* Start LISTED RECORDS *

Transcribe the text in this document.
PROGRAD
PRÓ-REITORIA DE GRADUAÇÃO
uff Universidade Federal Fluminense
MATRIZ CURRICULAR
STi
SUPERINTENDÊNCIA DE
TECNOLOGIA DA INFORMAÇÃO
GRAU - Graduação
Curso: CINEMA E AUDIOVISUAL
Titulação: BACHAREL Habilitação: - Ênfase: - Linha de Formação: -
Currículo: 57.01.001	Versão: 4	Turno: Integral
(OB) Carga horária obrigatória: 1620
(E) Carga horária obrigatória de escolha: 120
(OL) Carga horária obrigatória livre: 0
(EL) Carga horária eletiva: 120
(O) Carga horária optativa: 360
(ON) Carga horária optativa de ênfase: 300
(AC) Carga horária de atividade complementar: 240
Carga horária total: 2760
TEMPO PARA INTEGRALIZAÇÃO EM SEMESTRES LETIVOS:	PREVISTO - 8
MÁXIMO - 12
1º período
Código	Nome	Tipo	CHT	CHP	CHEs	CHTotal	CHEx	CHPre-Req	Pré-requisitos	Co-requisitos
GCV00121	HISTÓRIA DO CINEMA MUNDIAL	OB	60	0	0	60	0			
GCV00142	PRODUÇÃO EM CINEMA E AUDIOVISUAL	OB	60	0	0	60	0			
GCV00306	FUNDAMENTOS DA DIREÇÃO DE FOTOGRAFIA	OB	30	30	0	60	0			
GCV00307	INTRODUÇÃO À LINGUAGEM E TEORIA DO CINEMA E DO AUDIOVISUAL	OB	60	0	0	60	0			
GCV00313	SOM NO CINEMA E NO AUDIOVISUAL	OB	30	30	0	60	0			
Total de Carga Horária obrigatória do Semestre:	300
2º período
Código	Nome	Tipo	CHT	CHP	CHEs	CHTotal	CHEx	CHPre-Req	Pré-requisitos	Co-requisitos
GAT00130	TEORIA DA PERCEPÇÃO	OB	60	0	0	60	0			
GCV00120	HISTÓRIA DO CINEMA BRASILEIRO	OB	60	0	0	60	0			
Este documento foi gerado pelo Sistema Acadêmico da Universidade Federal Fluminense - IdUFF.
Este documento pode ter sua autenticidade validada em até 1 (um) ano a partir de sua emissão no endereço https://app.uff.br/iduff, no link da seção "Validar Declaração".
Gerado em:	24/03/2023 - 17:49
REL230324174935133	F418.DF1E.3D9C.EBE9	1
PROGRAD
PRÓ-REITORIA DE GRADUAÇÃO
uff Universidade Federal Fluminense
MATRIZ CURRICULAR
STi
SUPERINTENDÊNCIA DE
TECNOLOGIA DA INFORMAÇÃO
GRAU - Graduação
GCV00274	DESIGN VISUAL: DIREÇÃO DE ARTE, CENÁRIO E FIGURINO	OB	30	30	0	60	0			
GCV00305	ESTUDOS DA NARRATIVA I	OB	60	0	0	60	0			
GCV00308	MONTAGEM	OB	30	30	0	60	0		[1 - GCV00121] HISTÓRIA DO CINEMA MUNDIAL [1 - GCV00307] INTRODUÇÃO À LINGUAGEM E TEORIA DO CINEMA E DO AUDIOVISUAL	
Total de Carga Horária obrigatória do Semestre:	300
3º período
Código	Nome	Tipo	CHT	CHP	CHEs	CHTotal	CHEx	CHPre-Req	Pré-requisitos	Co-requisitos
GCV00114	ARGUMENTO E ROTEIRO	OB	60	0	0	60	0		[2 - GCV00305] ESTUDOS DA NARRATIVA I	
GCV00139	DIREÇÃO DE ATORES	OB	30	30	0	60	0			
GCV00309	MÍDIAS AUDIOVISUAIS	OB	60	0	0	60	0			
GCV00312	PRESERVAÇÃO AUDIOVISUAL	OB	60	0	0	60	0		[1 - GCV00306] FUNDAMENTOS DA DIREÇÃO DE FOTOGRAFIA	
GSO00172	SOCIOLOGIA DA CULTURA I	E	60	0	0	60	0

* End LISTED RECORDS *
* Start LISTED RECORDS *

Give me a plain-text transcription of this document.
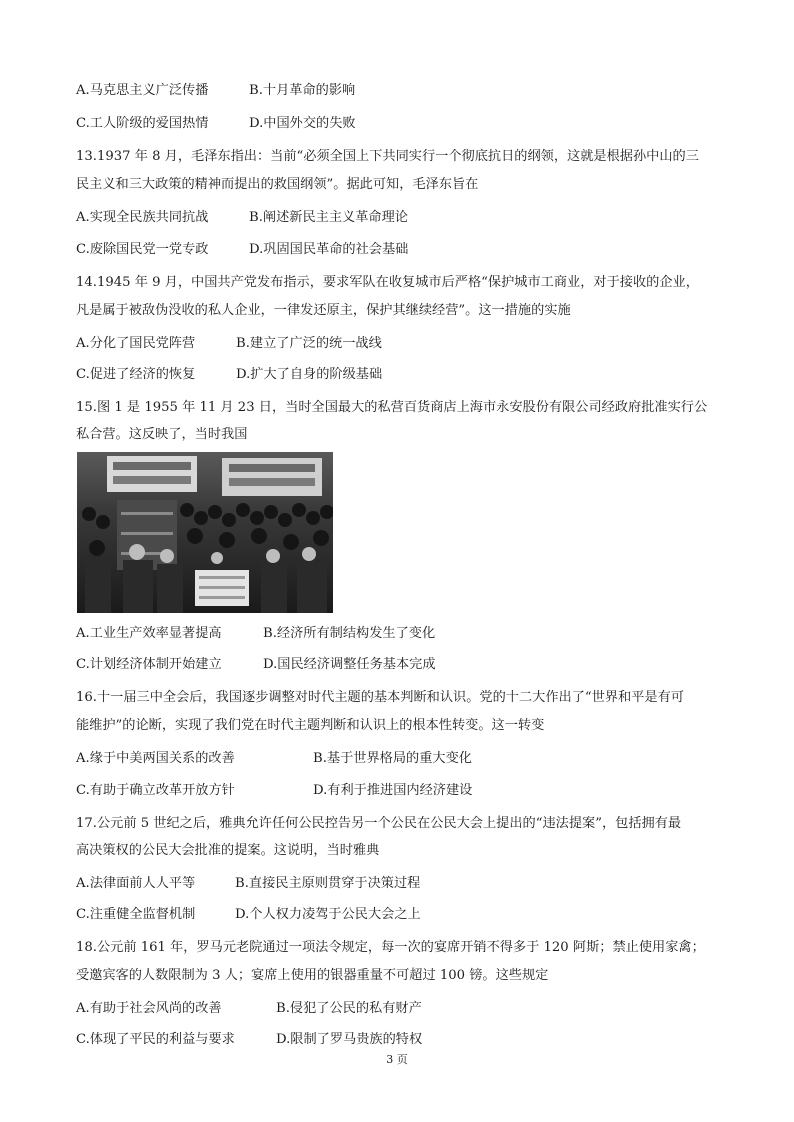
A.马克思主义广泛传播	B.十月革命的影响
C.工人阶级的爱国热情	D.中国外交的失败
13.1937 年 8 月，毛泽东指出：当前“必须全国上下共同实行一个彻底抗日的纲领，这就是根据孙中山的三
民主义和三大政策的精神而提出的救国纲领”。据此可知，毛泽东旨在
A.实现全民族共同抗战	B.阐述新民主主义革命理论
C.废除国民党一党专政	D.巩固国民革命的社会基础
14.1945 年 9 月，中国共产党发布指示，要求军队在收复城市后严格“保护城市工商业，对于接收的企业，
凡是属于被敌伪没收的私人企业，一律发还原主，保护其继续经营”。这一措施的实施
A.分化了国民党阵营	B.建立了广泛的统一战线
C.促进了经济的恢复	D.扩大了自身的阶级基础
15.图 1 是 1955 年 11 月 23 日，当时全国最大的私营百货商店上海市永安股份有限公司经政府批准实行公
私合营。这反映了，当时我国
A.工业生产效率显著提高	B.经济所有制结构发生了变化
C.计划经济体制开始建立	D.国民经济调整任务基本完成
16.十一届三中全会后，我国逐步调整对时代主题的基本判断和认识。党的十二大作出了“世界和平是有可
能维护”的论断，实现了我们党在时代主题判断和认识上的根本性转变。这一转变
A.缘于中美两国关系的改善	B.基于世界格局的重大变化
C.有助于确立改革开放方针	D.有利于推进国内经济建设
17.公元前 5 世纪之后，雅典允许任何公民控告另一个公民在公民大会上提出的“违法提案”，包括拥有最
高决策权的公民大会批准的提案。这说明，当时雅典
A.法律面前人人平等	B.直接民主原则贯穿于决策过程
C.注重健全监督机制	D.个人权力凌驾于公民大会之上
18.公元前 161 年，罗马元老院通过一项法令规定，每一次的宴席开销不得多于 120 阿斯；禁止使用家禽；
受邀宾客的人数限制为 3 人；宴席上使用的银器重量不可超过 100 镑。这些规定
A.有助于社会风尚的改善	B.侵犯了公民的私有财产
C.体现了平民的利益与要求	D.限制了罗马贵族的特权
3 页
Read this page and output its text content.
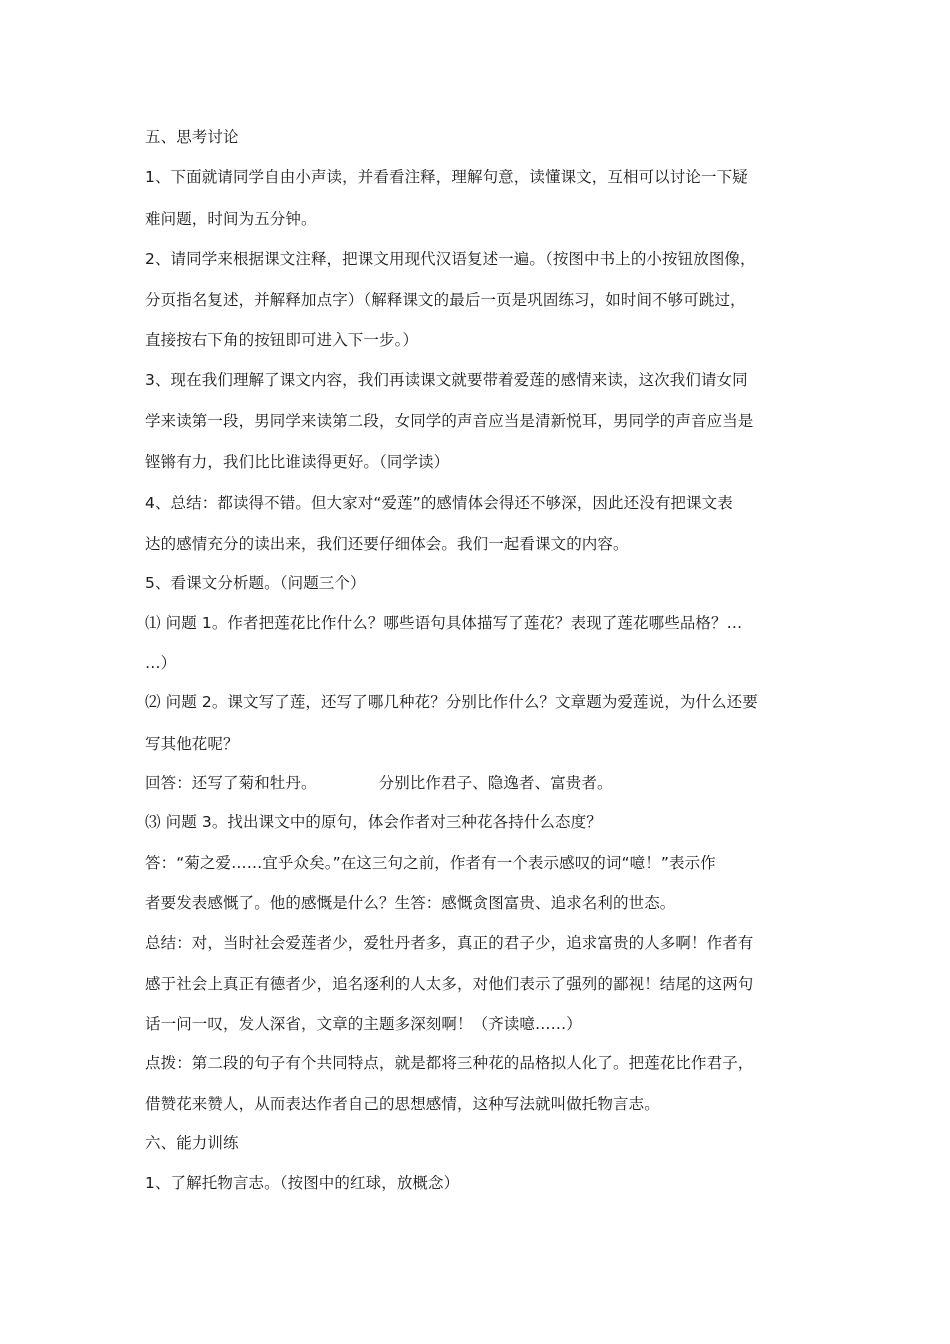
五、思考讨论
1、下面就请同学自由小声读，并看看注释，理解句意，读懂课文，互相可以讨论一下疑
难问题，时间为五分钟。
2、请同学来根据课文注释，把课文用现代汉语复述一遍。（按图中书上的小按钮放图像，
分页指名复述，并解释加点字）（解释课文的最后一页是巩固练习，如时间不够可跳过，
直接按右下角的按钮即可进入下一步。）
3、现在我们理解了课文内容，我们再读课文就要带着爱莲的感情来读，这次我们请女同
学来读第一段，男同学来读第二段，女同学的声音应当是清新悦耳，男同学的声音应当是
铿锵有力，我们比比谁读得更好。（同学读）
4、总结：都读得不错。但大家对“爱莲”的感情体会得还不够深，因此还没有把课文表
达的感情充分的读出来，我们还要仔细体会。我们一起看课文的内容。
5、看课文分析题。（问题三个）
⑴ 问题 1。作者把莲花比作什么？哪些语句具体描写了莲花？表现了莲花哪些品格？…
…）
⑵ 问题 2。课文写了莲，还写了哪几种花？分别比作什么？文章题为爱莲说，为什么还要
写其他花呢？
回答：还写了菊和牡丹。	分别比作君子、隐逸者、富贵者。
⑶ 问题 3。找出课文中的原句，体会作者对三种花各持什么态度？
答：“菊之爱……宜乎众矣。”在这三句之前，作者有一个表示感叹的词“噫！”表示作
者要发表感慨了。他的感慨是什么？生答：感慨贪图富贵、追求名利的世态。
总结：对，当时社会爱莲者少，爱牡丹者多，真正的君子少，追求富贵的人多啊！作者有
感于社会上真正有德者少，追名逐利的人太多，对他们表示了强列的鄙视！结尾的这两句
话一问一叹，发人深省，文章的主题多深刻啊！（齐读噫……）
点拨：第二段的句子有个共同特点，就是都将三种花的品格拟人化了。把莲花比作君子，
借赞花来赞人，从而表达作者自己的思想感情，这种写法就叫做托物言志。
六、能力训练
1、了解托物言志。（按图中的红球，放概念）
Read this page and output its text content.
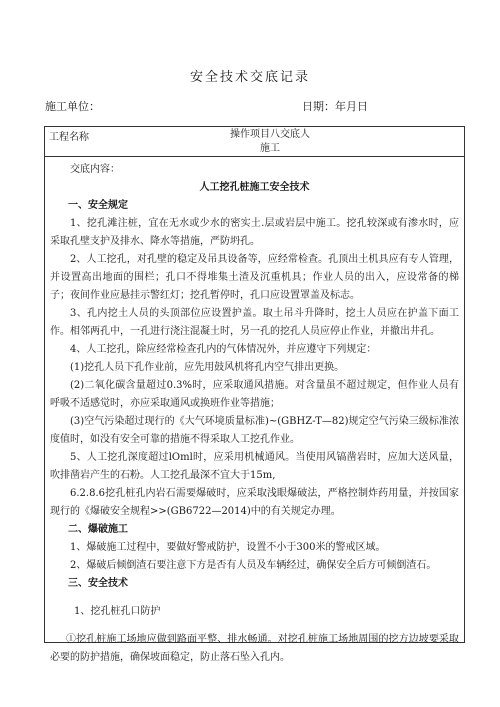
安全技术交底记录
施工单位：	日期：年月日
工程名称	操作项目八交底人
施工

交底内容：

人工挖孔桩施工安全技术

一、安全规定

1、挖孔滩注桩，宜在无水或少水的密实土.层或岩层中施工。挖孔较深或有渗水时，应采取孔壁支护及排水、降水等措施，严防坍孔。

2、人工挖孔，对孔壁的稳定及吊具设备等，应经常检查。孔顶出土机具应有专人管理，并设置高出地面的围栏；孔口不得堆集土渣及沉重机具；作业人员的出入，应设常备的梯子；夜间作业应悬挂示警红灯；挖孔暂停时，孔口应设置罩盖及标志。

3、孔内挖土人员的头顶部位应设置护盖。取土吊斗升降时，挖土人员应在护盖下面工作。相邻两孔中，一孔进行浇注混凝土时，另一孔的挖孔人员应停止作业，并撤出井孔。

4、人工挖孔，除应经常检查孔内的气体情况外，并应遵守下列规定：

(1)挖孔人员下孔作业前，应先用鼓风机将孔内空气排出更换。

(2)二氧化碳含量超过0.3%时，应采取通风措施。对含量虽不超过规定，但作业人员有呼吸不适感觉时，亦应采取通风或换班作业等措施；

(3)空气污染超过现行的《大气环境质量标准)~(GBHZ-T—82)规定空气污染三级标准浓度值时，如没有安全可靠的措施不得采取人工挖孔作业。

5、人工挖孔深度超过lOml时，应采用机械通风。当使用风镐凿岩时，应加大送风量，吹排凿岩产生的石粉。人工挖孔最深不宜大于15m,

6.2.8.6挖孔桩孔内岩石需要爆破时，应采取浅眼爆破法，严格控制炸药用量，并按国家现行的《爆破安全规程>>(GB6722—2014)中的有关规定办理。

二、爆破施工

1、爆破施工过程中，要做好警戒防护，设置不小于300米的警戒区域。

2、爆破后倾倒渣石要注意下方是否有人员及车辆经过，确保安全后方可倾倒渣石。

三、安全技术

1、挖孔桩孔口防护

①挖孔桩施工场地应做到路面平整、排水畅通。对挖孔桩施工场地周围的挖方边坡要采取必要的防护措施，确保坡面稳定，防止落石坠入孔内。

* End LISTED RECORDS *
* Start LISTED RECORDS *

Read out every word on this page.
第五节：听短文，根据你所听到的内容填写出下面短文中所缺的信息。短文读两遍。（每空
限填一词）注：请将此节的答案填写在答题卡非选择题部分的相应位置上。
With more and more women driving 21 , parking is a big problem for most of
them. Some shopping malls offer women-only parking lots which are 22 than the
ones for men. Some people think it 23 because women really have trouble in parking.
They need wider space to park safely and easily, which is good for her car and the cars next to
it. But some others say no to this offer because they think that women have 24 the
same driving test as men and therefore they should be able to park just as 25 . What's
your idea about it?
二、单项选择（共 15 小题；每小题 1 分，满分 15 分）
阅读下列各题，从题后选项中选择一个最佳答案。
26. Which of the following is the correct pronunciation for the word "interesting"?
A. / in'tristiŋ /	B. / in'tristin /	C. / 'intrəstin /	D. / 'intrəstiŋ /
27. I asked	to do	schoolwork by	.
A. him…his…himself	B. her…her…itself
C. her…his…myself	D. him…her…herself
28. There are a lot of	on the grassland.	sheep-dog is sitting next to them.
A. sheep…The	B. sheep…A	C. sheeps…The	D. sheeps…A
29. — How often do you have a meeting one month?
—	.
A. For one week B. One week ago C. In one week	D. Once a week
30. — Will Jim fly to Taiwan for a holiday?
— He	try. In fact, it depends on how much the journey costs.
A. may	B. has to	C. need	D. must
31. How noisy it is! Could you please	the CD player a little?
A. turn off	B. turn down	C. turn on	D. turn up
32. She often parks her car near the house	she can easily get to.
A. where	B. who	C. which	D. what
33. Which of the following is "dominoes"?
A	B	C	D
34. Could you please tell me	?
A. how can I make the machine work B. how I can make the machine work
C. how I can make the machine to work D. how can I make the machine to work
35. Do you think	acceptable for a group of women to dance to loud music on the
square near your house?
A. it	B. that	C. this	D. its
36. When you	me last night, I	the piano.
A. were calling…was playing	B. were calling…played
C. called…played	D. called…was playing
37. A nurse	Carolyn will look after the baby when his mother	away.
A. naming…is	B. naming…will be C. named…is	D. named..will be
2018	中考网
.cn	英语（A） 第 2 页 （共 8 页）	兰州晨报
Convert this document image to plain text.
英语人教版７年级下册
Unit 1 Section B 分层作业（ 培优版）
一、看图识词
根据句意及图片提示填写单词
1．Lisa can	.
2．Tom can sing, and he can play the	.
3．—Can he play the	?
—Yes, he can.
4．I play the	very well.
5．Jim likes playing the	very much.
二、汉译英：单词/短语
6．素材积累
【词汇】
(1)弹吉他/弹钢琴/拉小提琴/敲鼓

* End LISTED RECORDS *

DO THIS:
In the entries above, find lines with "your" and copy each.

EXERCISE RESULT:
your idea about it?
square near your house?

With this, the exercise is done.